[Prompt 1] Please output the Roosevelt passage between "Subsequent articles revealed" and "thirty seconds flat.", inclusive, word for word.
[Prompt 2] Pick up the Roosevelt passage after its final sentence and carry it forward.

[Source document]
— START —
Subsequent articles revealed that the name Rockefeller had appeared on only two of Standard Oil’s germane telegrams, and that it was in any case qualified by the abbreviation Jr. This did not save Rockefeller Senior from being accused of “the most brazen attempt in the history of lobbying.”

The old tycoon maintained a hurt silence. When the Department of Commerce and Labor Bill got to the Senate, it was approved in thirty seconds flat.

ON 8 FEBRUARY, Woodrow Wilson, the president of Princeton, got a big laugh explaining to a meeting of alumni why this year’s groundhog had returned to its burrow. It was afraid that Theodore Roosevelt would put a “coon” in.

“JUST AT PRESENT,” Roosevelt wrote his eldest son, “Congress is doing most of the things I wish.”

For the first time since becoming President, he felt real political momentum. In response to his urgent demands, echoed by the General Board of the Navy, the House initiated legislation for four new battleships and two armored cruisers, while the Senate rewarded Elihu Root’s long struggle for an Army General Staff. By agreement with Great Britain, Roosevelt and King Edward VII were each empowered to appoint three “impartial jurists of repute” to negotiate the Alaskan boundary dispute. Favorable action on the Panama Canal Treaty was promised—as soon as Senator Morgan stopped filibustering it.

Roosevelt did not like the sound of that filibuster, and he was wary of corresponding tactics to delay the Cuban Reciprocity Treaty through the end of the session. Knowing that his legislative luck might not last, he worked around the clock without intermission, lobbying even as he ate.

On Saturday, 14 February, the Commerce and Labor Act arrived on his desk. He signed it with two pens, one of which went to the man he had decided to appoint as Secretary of the new Department: George Cortelyou. The other pen went to George Perkins of J. P. Morgan and Company. Evidently, Roosevelt expected the future relations of government and business to be amicable rather than antagonistic.

As a final cadence to these resolving harmonies, news came before night-fall that Herbert Bowen and his fellow negotiants at the Venezuela conference had agreed on a protocol to be submitted to The Hague. The last foreign battleships were steaming out of the Western Hemisphere.
— END —
[Material]
— START —
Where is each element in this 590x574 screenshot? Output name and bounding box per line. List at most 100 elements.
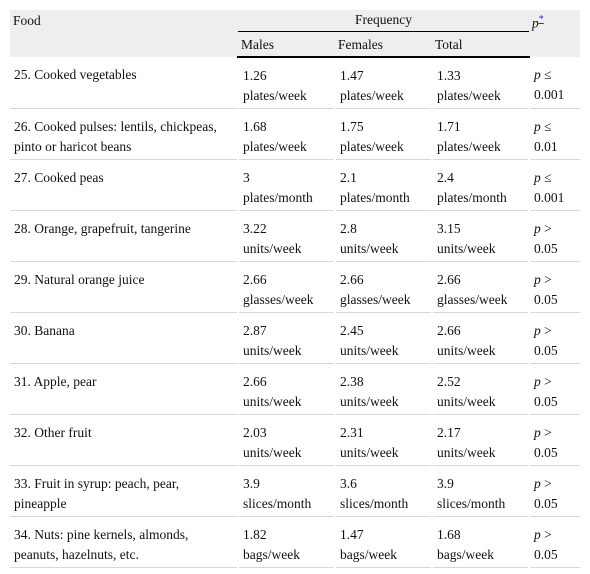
— END —
[Result 1]
Subsequent articles revealed that the name Rockefeller had appeared on only two of Standard Oil’s germane telegrams, and that it was in any case qualified by the abbreviation Jr. This did not save Rockefeller Senior from being accused of “the most brazen attempt in the history of lobbying.”

The old tycoon maintained a hurt silence. When the Department of Commerce and Labor Bill got to the Senate, it was approved in thirty seconds flat.

[Result 2]
THE NEXT MORNING’S newspapers proclaimed the double achievement: BLOCKADE ORDERED RAISED and THE PRESIDENT’S ANTITRUST PROGRAM COMPLETED.

Roosevelt let the first news story speak for itself. He was reluctant to draw personal attention to Wilhelm II’s large-bottomed retreat: “It always pays for a nation to be a gentleman.” About the second he was oddly defensive, fearing that it might not look like much of a triumph to readers studying the details. How were they to know he had had “a regular stand-up fight” with Senators Hanna and Aldrich before getting any trust legislation at all?

It was a fact, though, that he had negotiated only a modest, discretionary program. The powers invested in him had more to do with publicity than direct discipline. To forestall any radical discontent, he decided to issue a victory statement through the Attorney General’s office, emphasizing the cooperative nature of his plan. J. P. Morgan and George Perkins happened to be in town, so he summoned them to the White House after dark, along with Aldrich and Hanna.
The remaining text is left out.